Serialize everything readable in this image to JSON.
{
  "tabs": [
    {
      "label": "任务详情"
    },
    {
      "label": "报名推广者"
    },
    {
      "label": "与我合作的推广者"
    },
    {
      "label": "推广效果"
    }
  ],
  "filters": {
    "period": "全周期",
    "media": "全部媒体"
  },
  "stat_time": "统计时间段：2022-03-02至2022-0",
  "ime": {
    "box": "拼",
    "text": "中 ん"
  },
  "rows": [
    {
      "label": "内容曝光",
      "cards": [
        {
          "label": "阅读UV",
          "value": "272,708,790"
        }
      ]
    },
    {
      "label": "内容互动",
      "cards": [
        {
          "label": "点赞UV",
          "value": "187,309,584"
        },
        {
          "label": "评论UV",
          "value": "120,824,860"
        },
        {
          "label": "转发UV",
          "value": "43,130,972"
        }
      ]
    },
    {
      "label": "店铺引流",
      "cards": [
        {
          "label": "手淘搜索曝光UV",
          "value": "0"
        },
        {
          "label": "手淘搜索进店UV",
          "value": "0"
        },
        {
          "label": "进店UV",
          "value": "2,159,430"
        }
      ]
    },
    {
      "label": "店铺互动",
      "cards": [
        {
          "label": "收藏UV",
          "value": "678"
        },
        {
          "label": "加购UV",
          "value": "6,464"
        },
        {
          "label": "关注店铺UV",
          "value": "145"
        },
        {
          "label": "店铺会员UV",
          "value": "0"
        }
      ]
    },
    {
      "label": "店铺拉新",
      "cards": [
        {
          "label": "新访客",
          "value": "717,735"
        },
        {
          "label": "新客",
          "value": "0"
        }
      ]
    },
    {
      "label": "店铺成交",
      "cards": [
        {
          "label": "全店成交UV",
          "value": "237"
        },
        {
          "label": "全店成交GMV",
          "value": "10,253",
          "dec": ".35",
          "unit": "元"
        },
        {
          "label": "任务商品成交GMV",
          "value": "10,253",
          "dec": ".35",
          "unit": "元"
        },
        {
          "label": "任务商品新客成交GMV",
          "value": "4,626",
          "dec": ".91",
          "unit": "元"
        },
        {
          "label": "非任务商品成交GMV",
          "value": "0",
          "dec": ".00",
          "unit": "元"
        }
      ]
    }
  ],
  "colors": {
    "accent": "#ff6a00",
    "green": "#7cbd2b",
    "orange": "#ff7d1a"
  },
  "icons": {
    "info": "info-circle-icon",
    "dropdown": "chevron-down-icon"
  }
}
=-=-=-=-=
Requirements ▸ Output the records verbatim, from the first line to the last.

Problem solution ▸
Serialize everything readable in this image to JSON.
{
  "tabs": [
    {
      "label": "任务详情"
    },
    {
      "label": "报名推广者"
    },
    {
      "label": "与我合作的推广者"
    },
    {
      "label": "推广效果"
    }
  ],
  "filters": {
    "period": "全周期",
    "media": "全部媒体"
  },
  "stat_time": "统计时间段：2022-03-02至2022-0",
  "ime": {
    "box": "拼",
    "text": "中 ん"
  },
  "rows": [
    {
      "label": "内容曝光",
      "cards": [
        {
          "label": "阅读UV",
          "value": "272,708,790"
        }
      ]
    },
    {
      "label": "内容互动",
      "cards": [
        {
          "label": "点赞UV",
          "value": "187,309,584"
        },
        {
          "label": "评论UV",
          "value": "120,824,860"
        },
        {
          "label": "转发UV",
          "value": "43,130,972"
        }
      ]
    },
    {
      "label": "店铺引流",
      "cards": [
        {
          "label": "手淘搜索曝光UV",
          "value": "0"
        },
        {
          "label": "手淘搜索进店UV",
          "value": "0"
        },
        {
          "label": "进店UV",
          "value": "2,159,430"
        }
      ]
    },
    {
      "label": "店铺互动",
      "cards": [
        {
          "label": "收藏UV",
          "value": "678"
        },
        {
          "label": "加购UV",
          "value": "6,464"
        },
        {
          "label": "关注店铺UV",
          "value": "145"
        },
        {
          "label": "店铺会员UV",
          "value": "0"
        }
      ]
    },
    {
      "label": "店铺拉新",
      "cards": [
        {
          "label": "新访客",
          "value": "717,735"
        },
        {
          "label": "新客",
          "value": "0"
        }
      ]
    },
    {
      "label": "店铺成交",
      "cards": [
        {
          "label": "全店成交UV",
          "value": "237"
        },
        {
          "label": "全店成交GMV",
          "value": "10,253",
          "dec": ".35",
          "unit": "元"
        },
        {
          "label": "任务商品成交GMV",
          "value": "10,253",
          "dec": ".35",
          "unit": "元"
        },
        {
          "label": "任务商品新客成交GMV",
          "value": "4,626",
          "dec": ".91",
          "unit": "元"
        },
        {
          "label": "非任务商品成交GMV",
          "value": "0",
          "dec": ".00",
          "unit": "元"
        }
      ]
    }
  ],
  "colors": {
    "accent": "#ff6a00",
    "green": "#7cbd2b",
    "orange": "#ff7d1a"
  },
  "icons": {
    "info": "info-circle-icon",
    "dropdown": "chevron-down-icon"
  }
}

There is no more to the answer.